» **Your task**: Pull out every line in the data that has the string "Plotino" in it.

(begin)

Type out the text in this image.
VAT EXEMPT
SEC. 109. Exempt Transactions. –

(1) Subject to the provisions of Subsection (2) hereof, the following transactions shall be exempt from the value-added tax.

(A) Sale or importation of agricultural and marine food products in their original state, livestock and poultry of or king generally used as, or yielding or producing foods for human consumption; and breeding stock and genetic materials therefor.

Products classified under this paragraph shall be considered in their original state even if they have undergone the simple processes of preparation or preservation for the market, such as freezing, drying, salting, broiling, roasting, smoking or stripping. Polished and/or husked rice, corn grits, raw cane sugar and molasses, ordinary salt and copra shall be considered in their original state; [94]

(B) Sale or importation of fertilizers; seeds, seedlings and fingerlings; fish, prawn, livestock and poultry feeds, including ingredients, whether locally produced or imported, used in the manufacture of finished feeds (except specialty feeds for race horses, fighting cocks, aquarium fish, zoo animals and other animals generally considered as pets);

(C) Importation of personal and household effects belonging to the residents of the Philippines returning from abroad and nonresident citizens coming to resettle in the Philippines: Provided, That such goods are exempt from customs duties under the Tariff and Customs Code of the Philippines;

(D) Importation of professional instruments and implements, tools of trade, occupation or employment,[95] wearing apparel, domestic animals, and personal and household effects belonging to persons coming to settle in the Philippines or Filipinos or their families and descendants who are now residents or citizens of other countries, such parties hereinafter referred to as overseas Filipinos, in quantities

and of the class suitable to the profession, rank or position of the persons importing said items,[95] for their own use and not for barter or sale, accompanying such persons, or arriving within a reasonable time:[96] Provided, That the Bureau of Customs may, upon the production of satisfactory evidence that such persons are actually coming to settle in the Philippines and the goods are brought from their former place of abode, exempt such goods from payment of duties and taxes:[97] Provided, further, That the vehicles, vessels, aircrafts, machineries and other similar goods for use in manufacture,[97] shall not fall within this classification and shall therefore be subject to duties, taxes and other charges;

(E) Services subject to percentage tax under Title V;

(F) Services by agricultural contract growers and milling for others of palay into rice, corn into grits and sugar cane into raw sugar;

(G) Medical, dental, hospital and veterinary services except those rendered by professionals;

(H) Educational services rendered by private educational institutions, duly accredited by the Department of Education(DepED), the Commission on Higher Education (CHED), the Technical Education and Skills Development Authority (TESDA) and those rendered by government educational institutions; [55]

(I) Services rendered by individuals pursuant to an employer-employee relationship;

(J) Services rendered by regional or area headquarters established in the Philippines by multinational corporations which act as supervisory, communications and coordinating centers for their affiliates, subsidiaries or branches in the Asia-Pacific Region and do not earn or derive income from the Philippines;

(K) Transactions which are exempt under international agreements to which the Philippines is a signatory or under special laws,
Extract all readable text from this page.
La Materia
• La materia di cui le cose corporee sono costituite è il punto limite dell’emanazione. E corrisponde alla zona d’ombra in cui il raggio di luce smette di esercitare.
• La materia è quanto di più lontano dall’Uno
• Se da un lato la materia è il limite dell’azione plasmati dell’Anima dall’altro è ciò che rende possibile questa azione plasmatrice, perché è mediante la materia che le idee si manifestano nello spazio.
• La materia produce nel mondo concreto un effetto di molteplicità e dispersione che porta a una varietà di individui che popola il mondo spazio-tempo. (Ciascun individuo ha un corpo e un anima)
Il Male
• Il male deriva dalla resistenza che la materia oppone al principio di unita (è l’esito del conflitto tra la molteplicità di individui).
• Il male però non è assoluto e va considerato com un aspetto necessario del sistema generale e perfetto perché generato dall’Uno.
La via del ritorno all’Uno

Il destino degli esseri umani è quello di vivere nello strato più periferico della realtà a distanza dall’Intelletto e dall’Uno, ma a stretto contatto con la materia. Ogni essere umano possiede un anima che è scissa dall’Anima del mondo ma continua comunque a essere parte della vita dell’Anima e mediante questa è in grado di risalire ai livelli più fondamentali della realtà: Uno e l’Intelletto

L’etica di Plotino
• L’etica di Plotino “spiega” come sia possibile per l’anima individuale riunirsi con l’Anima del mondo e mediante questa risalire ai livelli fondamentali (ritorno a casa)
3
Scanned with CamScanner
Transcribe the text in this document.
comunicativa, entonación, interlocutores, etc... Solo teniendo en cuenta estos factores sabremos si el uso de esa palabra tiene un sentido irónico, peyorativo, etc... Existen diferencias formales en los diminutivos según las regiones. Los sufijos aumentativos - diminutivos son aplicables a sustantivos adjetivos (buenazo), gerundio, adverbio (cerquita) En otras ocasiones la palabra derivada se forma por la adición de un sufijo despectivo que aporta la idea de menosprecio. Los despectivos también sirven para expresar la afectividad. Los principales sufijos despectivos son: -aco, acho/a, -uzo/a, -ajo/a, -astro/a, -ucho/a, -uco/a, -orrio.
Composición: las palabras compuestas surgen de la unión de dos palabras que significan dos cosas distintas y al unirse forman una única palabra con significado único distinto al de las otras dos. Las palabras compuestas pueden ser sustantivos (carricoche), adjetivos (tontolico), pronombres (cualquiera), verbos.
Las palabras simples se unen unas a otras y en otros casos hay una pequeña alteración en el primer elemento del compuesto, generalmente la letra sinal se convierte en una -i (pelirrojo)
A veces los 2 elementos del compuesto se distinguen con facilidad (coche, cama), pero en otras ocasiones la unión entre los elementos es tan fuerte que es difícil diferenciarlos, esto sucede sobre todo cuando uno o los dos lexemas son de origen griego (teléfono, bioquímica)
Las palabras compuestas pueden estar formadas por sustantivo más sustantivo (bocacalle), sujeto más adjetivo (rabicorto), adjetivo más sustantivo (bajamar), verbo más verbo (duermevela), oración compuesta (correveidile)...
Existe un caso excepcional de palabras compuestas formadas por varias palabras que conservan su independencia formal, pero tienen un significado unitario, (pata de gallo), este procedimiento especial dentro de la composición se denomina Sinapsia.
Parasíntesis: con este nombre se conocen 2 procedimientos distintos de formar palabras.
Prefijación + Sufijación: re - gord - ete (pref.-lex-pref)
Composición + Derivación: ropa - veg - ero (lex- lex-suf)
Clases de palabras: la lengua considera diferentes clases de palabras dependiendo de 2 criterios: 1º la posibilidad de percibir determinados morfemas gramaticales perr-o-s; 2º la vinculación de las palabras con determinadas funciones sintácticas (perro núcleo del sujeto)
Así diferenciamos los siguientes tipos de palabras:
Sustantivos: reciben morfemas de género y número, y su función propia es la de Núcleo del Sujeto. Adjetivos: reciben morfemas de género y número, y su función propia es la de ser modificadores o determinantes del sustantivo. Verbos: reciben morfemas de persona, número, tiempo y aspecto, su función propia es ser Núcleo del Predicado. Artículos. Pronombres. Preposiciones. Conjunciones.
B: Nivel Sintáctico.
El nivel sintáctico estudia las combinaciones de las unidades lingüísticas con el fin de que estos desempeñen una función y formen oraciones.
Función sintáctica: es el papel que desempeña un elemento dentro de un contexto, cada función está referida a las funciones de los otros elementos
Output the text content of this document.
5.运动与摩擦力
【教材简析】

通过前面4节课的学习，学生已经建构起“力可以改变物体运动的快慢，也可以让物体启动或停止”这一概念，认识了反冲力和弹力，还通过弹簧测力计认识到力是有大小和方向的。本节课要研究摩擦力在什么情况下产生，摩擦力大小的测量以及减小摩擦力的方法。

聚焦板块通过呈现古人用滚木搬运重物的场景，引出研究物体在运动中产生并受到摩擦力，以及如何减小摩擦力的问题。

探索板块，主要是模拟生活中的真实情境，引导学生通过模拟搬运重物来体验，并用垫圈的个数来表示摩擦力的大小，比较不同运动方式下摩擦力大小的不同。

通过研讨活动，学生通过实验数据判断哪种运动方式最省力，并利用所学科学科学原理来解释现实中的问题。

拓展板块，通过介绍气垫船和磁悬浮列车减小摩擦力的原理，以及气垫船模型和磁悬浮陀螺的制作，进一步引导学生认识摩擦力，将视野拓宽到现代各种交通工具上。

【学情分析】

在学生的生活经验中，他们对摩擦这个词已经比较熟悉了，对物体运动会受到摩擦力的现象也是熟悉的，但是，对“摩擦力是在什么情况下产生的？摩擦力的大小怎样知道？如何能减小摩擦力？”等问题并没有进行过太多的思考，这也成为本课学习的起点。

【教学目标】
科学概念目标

(end)

» **Task solution**:
L’etica di Plotino
• L’etica di Plotino “spiega” come sia possibile per l’anima individuale riunirsi con l’Anima del mondo e mediante questa risalire ai livelli fondamentali (ritorno a casa)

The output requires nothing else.